▶ [Data supplied]:
---------------

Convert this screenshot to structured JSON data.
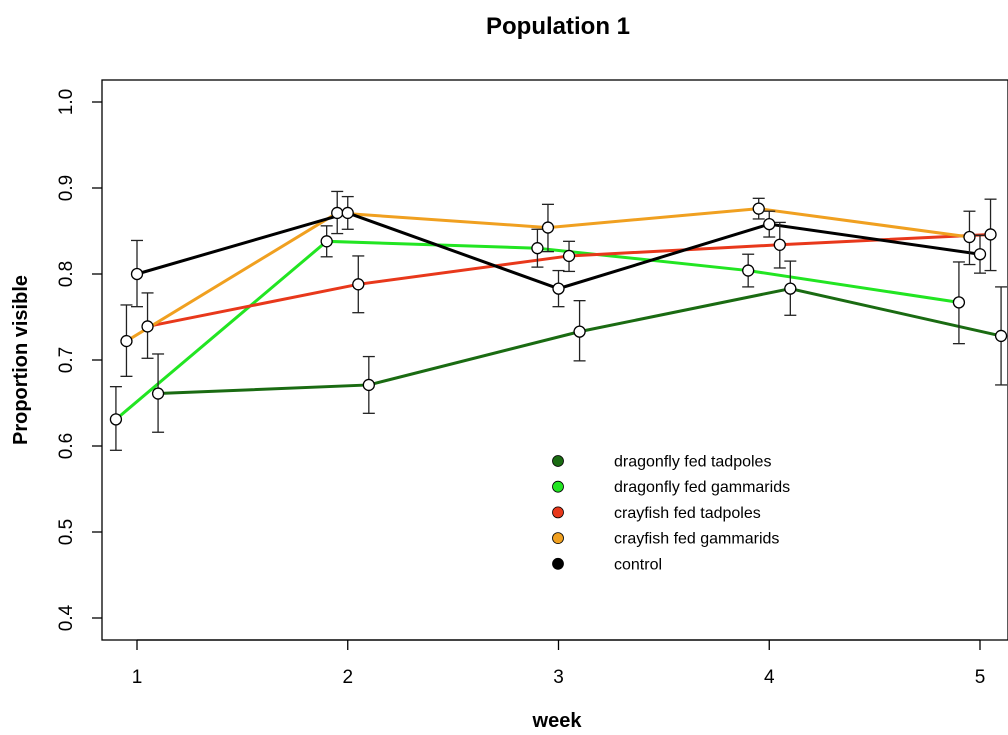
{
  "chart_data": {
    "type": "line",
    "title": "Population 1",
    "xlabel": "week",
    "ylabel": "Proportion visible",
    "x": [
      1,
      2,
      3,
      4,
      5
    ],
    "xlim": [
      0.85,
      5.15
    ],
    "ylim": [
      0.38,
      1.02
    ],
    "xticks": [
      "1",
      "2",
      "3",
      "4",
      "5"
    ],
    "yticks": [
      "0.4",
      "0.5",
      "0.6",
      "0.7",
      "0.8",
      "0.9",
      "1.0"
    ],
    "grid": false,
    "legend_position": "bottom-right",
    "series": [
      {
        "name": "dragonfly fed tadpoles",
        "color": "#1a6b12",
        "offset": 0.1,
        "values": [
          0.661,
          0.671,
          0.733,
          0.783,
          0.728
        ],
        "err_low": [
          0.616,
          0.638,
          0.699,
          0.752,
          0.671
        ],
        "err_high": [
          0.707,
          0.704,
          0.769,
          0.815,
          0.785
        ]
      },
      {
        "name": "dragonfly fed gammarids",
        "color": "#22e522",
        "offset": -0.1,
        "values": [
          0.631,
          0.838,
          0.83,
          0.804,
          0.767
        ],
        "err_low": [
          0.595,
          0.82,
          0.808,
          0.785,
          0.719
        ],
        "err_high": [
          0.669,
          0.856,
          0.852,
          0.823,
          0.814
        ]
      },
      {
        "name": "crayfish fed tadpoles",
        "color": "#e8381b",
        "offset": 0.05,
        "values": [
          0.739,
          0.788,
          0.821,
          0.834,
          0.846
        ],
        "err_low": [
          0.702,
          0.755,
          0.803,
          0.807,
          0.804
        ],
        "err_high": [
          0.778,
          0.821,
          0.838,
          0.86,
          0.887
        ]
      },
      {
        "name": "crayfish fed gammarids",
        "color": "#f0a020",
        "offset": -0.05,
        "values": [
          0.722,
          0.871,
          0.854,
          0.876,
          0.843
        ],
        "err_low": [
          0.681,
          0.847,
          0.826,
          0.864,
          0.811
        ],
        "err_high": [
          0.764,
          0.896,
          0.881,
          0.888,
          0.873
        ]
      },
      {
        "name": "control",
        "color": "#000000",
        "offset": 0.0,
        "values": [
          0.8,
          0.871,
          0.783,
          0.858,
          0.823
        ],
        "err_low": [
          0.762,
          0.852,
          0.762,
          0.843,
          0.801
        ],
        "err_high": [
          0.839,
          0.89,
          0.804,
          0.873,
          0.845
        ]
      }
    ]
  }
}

---------------

Pull out all lines from the listing that contain the string "name".

        "name": "dragonfly fed tadpoles",
        "name": "dragonfly fed gammarids",
        "name": "crayfish fed tadpoles",
        "name": "crayfish fed gammarids",
        "name": "control",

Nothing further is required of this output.